Tutorial

Here is a simple example of the usage of the API of hydroeval to assess the goodness of fit between simulated and observed streamflow time series.

Importing the package and checking its version.
>>> import hydroeval
>>> print(hydroeval.__version__)
0.1.0

Load streamflow time series

Example files are provided in the folder sample_data/ in order for anyone to reproduce this tutorial. Because this is a NetCDF file, we are going to use the Python package netCDF4 to read the data in, but hydroeval is independent of the file format you are working with because it only requires numpy.ndarray as inputs for streamflow time series.

Reading in the streamflow dataset.
>>> from netCDF4 import Dataset
>>> from cfunits import Units
>>> with Dataset('sample_data/catchment.sim.flow.nc', 'r', format='NETCDF4') as f:
...     sim_flow = f.variables['flow'][:]  # ensemble of simulated streamflow series
...     sim_flow_units = Units(f.variables['flow'].units)
...     sim_time = f.variables['time'][:]  # timestamps for simulated period
...     sim_time_units = Units(f.variables['time'].units, f.variables['time'].calendar)
>>> print(sim_flow.shape, sim_time.shape)
(20, 4383) (4383,)
>>> with Dataset('sample_data/catchment.obs.flow.nc', 'r', format='NETCDF4') as f:
...     obs_flow = f.variables['flow'][:]  # observed streamflow series
...     obs_flow_units = Units(f.variables['flow'].units)
...     obs_time = f.variables['time'][:]  # timestamps for observed period
...     obs_time_units = Units(f.variables['time'].units, f.variables['time'].calendar)
>>> print(obs_flow.shape, obs_time.shape)
(4383,) (4383,)

It can be a good idea to check that the simulated and observed datasets feature the same units. To do so, we are going to use the instantiation of cfunits.Units as done above to compare the units.

Checking consistency in units.
>>> sim_flow_units.equals(obs_flow_units)
True
>>> sim_time_units.equals(obs_time_units)
True

It is also useful to check that the datasets are actually covering the same period, which can be safely done on the timestamps now we know that the units are equal.

Checking consistency in periods covered.
>>> import numpy
>>> numpy.array_equal(sim_time, obs_time)
True

Calculate any available objective function

Now that the dataset is loaded in memory, it is time to use hydroeval to compare the simulated and observed hydrograph(s). To do so, import hydroeval, which will give you access to its evaluator Python function as well as all objective functions implemented in hydroeval (as Python functions as well).

→ TASK LIST
[a] Copy out the rows verbatim, beginning with the first of them and ending with the line that contains "565, 495, 633]", both included.
[b] Write the next part of the hydroeval tutorial, starting after its last sentence.

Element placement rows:
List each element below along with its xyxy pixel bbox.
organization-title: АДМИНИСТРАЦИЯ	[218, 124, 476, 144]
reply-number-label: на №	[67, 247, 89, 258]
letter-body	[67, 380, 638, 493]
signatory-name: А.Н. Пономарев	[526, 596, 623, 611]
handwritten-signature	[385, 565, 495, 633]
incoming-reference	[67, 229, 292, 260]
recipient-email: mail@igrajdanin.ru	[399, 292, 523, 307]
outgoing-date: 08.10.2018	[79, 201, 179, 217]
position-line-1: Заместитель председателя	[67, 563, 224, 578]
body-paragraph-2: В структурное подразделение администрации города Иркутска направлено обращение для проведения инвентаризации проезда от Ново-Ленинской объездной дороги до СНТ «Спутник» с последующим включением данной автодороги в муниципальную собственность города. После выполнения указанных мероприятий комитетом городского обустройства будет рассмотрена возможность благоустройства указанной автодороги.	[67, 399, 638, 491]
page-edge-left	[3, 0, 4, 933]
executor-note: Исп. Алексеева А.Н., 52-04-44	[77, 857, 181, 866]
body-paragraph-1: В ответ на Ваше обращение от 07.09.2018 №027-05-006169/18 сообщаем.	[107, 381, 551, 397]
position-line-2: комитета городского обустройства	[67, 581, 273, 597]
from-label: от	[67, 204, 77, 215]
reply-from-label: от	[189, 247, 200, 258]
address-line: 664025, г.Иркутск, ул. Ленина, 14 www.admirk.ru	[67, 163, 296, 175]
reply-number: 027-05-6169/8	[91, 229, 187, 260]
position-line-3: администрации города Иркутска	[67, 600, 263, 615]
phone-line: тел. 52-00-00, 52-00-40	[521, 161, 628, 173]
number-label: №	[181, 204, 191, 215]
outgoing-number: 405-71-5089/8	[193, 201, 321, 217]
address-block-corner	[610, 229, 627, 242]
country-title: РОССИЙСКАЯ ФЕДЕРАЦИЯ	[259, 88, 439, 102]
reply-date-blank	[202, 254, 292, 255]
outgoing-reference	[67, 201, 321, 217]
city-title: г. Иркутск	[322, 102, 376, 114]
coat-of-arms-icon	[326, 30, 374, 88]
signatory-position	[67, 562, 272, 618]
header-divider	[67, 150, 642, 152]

→ OUTPUTS FOR THE TASKS
[a]
List each element below along with its xyxy pixel bbox.
organization-title: АДМИНИСТРАЦИЯ	[218, 124, 476, 144]
reply-number-label: на №	[67, 247, 89, 258]
letter-body	[67, 380, 638, 493]
signatory-name: А.Н. Пономарев	[526, 596, 623, 611]
handwritten-signature	[385, 565, 495, 633]

[b]
By default, hydroeval expects the time dimension to be on axis=0. In this example, this is not the case, so we need to specify explicitly that it is on axis=1.

For single-component objective functions such as nse, the value returned is either a scalar if only one simulation time series is evaluated, or a 1-dimensional numpy.ndarray if the several simulation time series are evaluated.

Calculating the Nash-Sutcliffe Efficiency nse.
>>> from hydroeval import evaluator, nse
>>> my_nse = evaluator(nse, sim_flow, obs_flow, axis=1)
>>> print(my_nse.shape)
(20,)
>>> print(my_nse[0])
0.34650484836206363

Note

hydroeval performs pairwise deletion when missing values in the observed streamflow timeseries occur. Missing values should be set to numpy.nan (Not A Number) in the observed numpy array for hydroeval to be aware of the positions of the values to pairwise delete in both observed and simulated time series.

For multi-component objective functions such as kge and its variants, the orientation of the input array is preserved in the output array (i.e. the time dimension will be reduced to the number of components in the objective function).

Calculating the Kling-Gupta Efficiency kge on inverse-transformed flows.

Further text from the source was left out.